--- RECORDS SHOWN ---
^^^^

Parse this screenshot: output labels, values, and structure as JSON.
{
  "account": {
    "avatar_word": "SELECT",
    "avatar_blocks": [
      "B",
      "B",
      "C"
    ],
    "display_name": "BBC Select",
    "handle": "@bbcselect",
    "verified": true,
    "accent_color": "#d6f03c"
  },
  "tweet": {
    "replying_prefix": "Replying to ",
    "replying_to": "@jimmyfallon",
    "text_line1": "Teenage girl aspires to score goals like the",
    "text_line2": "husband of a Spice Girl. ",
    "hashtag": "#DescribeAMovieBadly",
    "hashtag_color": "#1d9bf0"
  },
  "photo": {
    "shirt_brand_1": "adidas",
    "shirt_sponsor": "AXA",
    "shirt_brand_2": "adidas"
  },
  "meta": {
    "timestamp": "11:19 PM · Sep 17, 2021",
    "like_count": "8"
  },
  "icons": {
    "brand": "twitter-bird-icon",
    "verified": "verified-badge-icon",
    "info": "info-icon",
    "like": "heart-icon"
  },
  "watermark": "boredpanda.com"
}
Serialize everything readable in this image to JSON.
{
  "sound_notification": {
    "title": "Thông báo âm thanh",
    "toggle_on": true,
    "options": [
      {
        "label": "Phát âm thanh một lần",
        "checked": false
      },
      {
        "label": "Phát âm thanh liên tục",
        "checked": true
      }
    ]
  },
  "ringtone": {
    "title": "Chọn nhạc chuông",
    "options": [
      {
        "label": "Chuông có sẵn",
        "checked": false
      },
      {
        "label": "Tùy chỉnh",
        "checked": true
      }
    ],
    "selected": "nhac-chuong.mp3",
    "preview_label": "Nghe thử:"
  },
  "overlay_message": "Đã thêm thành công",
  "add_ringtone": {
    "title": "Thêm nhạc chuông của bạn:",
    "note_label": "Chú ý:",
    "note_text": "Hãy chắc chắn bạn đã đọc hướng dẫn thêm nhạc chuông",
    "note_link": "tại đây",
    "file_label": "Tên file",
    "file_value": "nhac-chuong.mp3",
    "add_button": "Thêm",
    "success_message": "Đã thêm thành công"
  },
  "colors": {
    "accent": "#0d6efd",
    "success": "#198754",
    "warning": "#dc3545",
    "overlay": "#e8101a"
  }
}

^^^^

--- WHAT THE TASK REQUIRES ---
State how many lines of the records above contain "thành", with no words besides the number.

--- RESULT BELOW ---
2